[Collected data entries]
begin

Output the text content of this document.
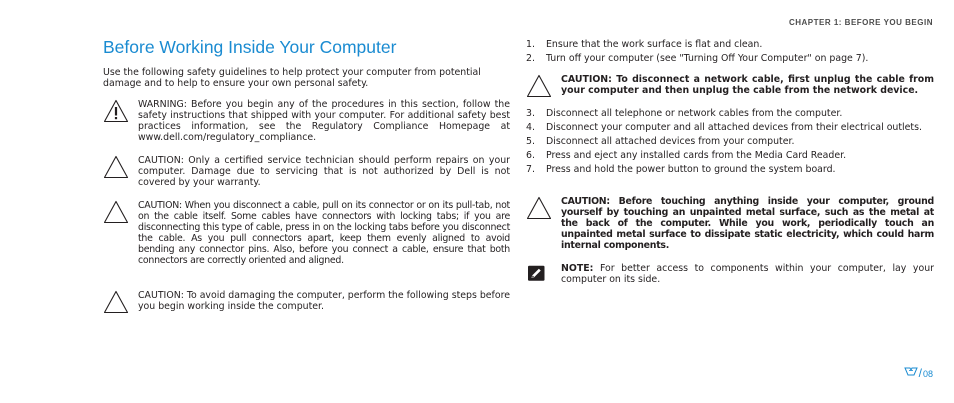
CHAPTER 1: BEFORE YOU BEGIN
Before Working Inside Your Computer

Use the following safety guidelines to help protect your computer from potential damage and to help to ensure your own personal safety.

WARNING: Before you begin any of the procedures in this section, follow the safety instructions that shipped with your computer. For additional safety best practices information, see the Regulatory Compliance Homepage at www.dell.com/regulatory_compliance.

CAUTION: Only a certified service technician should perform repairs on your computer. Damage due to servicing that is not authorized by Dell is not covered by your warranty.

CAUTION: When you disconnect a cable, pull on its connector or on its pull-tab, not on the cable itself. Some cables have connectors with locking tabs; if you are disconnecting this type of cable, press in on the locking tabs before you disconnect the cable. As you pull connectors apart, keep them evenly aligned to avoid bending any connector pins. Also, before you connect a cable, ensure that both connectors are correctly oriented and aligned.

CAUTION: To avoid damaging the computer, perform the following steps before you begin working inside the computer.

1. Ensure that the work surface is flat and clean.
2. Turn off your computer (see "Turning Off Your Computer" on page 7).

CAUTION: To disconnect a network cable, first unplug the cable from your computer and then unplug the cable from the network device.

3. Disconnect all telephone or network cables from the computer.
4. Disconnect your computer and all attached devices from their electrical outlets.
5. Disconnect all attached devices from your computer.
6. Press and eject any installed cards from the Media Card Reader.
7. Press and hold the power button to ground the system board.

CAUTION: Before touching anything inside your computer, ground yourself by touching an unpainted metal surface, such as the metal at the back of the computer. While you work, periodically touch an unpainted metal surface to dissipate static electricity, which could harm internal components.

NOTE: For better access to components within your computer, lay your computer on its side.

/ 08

end

▶ _REQUIRED WORK_: Tally up the lines in the preceding listing that contain the string "attached". Respond with the number and nothing else.

▶ _FULL OUTPUT_: 2